-- Start Provided entries --
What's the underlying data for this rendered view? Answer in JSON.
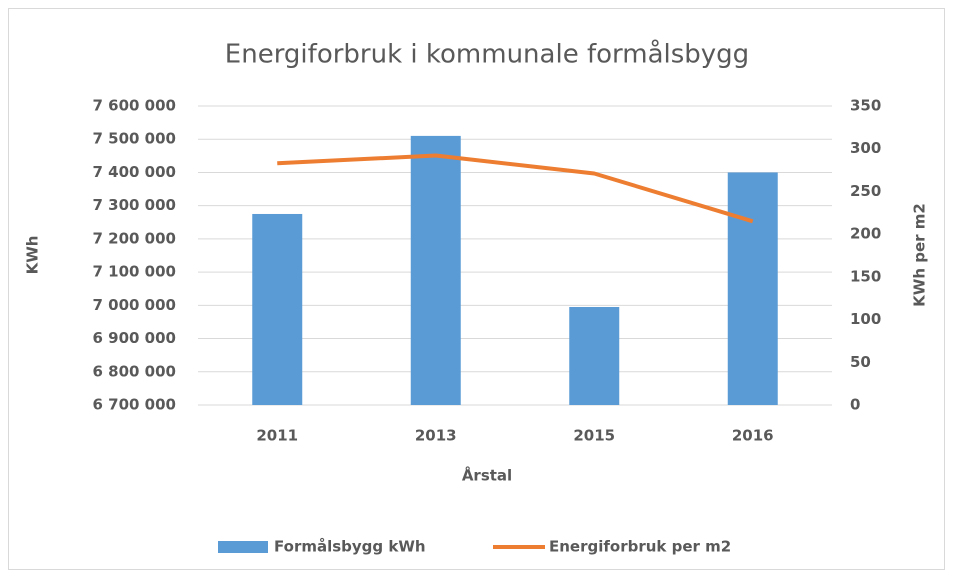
{
  "chart_data": {
    "type": "bar",
    "title": "Energiforbruk i kommunale formålsbygg",
    "xlabel": "Årstal",
    "ylabel": "KWh",
    "y2label": "KWh  per m2",
    "categories": [
      "2011",
      "2013",
      "2015",
      "2016"
    ],
    "series": [
      {
        "name": "Formålsbygg kWh",
        "color": "#5b9bd5",
        "type": "bar",
        "values": [
          7275000,
          7510000,
          6995000,
          7400000
        ]
      },
      {
        "name": "Energiforbruk per m2",
        "color": "#ed7d31",
        "type": "line",
        "axis": "y2",
        "values": [
          283,
          292,
          271,
          215
        ]
      }
    ],
    "ylim": [
      6700000,
      7600000
    ],
    "yticks": [
      {
        "value": 6700000,
        "label": "6 700 000"
      },
      {
        "value": 6800000,
        "label": "6 800 000"
      },
      {
        "value": 6900000,
        "label": "6 900 000"
      },
      {
        "value": 7000000,
        "label": "7 000 000"
      },
      {
        "value": 7100000,
        "label": "7 100 000"
      },
      {
        "value": 7200000,
        "label": "7 200 000"
      },
      {
        "value": 7300000,
        "label": "7 300 000"
      },
      {
        "value": 7400000,
        "label": "7 400 000"
      },
      {
        "value": 7500000,
        "label": "7 500 000"
      },
      {
        "value": 7600000,
        "label": "7 600 000"
      }
    ],
    "y2lim": [
      0,
      350
    ],
    "y2ticks": [
      0,
      50,
      100,
      150,
      200,
      250,
      300,
      350
    ],
    "grid": true,
    "legend": "bottom"
  }
}
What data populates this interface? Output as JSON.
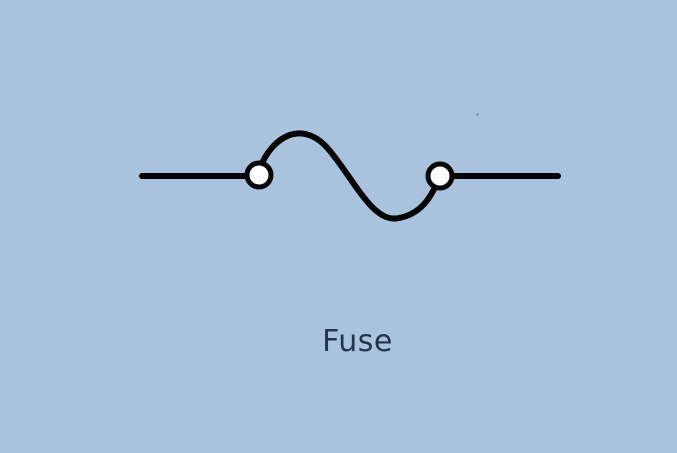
-- End Provided entries --
Task description :: Pictures excluded, quote all the data above exactly.

Complete response ::
What's the underlying data for this rendered view? Answer in JSON.
{
  "chart_data": {
    "type": "bar",
    "title": "Energiforbruk i kommunale formålsbygg",
    "xlabel": "Årstal",
    "ylabel": "KWh",
    "y2label": "KWh  per m2",
    "categories": [
      "2011",
      "2013",
      "2015",
      "2016"
    ],
    "series": [
      {
        "name": "Formålsbygg kWh",
        "color": "#5b9bd5",
        "type": "bar",
        "values": [
          7275000,
          7510000,
          6995000,
          7400000
        ]
      },
      {
        "name": "Energiforbruk per m2",
        "color": "#ed7d31",
        "type": "line",
        "axis": "y2",
        "values": [
          283,
          292,
          271,
          215
        ]
      }
    ],
    "ylim": [
      6700000,
      7600000
    ],
    "yticks": [
      {
        "value": 6700000,
        "label": "6 700 000"
      },
      {
        "value": 6800000,
        "label": "6 800 000"
      },
      {
        "value": 6900000,
        "label": "6 900 000"
      },
      {
        "value": 7000000,
        "label": "7 000 000"
      },
      {
        "value": 7100000,
        "label": "7 100 000"
      },
      {
        "value": 7200000,
        "label": "7 200 000"
      },
      {
        "value": 7300000,
        "label": "7 300 000"
      },
      {
        "value": 7400000,
        "label": "7 400 000"
      },
      {
        "value": 7500000,
        "label": "7 500 000"
      },
      {
        "value": 7600000,
        "label": "7 600 000"
      }
    ],
    "y2lim": [
      0,
      350
    ],
    "y2ticks": [
      0,
      50,
      100,
      150,
      200,
      250,
      300,
      350
    ],
    "grid": true,
    "legend": "bottom"
  }
}
What data populates this interface? Output as JSON.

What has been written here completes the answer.